-- Begin --

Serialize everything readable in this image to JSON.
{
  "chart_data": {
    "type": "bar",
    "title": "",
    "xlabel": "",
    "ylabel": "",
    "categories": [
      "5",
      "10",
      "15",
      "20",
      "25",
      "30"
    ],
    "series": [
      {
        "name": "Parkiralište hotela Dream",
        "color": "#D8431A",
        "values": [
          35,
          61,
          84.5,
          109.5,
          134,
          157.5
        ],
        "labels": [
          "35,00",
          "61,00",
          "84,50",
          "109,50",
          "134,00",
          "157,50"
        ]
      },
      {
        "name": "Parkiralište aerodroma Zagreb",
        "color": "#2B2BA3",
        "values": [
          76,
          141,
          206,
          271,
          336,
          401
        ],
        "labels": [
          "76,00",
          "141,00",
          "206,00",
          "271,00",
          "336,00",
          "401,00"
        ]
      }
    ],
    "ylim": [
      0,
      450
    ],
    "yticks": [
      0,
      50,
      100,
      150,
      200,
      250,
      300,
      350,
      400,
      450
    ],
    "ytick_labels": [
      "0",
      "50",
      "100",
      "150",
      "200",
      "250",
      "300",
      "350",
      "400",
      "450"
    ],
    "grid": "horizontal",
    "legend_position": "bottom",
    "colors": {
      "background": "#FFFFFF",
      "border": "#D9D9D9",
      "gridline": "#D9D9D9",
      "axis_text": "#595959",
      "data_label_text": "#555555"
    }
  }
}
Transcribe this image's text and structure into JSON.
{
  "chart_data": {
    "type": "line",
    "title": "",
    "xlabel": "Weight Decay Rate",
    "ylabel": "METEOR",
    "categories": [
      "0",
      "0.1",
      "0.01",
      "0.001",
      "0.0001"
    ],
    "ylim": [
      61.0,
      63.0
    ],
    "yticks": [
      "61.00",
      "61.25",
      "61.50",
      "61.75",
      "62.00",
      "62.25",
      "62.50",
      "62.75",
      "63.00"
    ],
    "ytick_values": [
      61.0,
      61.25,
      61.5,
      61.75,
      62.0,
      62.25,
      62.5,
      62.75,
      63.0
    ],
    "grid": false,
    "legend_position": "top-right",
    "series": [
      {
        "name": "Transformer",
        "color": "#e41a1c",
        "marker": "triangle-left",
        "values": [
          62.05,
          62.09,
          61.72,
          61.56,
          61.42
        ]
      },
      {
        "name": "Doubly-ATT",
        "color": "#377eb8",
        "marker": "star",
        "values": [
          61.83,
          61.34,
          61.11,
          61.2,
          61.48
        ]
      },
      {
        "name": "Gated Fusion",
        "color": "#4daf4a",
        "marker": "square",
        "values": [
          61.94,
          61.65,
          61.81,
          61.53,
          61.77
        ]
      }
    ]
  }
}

-- End --

Set exercise: Return all of the data precisely as it appears.

Task result:
Serialize everything readable in this image to JSON.
{
  "chart_data": {
    "type": "bar",
    "title": "",
    "xlabel": "",
    "ylabel": "",
    "categories": [
      "5",
      "10",
      "15",
      "20",
      "25",
      "30"
    ],
    "series": [
      {
        "name": "Parkiralište hotela Dream",
        "color": "#D8431A",
        "values": [
          35,
          61,
          84.5,
          109.5,
          134,
          157.5
        ],
        "labels": [
          "35,00",
          "61,00",
          "84,50",
          "109,50",
          "134,00",
          "157,50"
        ]
      },
      {
        "name": "Parkiralište aerodroma Zagreb",
        "color": "#2B2BA3",
        "values": [
          76,
          141,
          206,
          271,
          336,
          401
        ],
        "labels": [
          "76,00",
          "141,00",
          "206,00",
          "271,00",
          "336,00",
          "401,00"
        ]
      }
    ],
    "ylim": [
      0,
      450
    ],
    "yticks": [
      0,
      50,
      100,
      150,
      200,
      250,
      300,
      350,
      400,
      450
    ],
    "ytick_labels": [
      "0",
      "50",
      "100",
      "150",
      "200",
      "250",
      "300",
      "350",
      "400",
      "450"
    ],
    "grid": "horizontal",
    "legend_position": "bottom",
    "colors": {
      "background": "#FFFFFF",
      "border": "#D9D9D9",
      "gridline": "#D9D9D9",
      "axis_text": "#595959",
      "data_label_text": "#555555"
    }
  }
}
Transcribe this image's text and structure into JSON.
{
  "chart_data": {
    "type": "line",
    "title": "",
    "xlabel": "Weight Decay Rate",
    "ylabel": "METEOR",
    "categories": [
      "0",
      "0.1",
      "0.01",
      "0.001",
      "0.0001"
    ],
    "ylim": [
      61.0,
      63.0
    ],
    "yticks": [
      "61.00",
      "61.25",
      "61.50",
      "61.75",
      "62.00",
      "62.25",
      "62.50",
      "62.75",
      "63.00"
    ],
    "ytick_values": [
      61.0,
      61.25,
      61.5,
      61.75,
      62.0,
      62.25,
      62.5,
      62.75,
      63.0
    ],
    "grid": false,
    "legend_position": "top-right",
    "series": [
      {
        "name": "Transformer",
        "color": "#e41a1c",
        "marker": "triangle-left",
        "values": [
          62.05,
          62.09,
          61.72,
          61.56,
          61.42
        ]
      },
      {
        "name": "Doubly-ATT",
        "color": "#377eb8",
        "marker": "star",
        "values": [
          61.83,
          61.34,
          61.11,
          61.2,
          61.48
        ]
      },
      {
        "name": "Gated Fusion",
        "color": "#4daf4a",
        "marker": "square",
        "values": [
          61.94,
          61.65,
          61.81,
          61.53,
          61.77
        ]
      }
    ]
  }
}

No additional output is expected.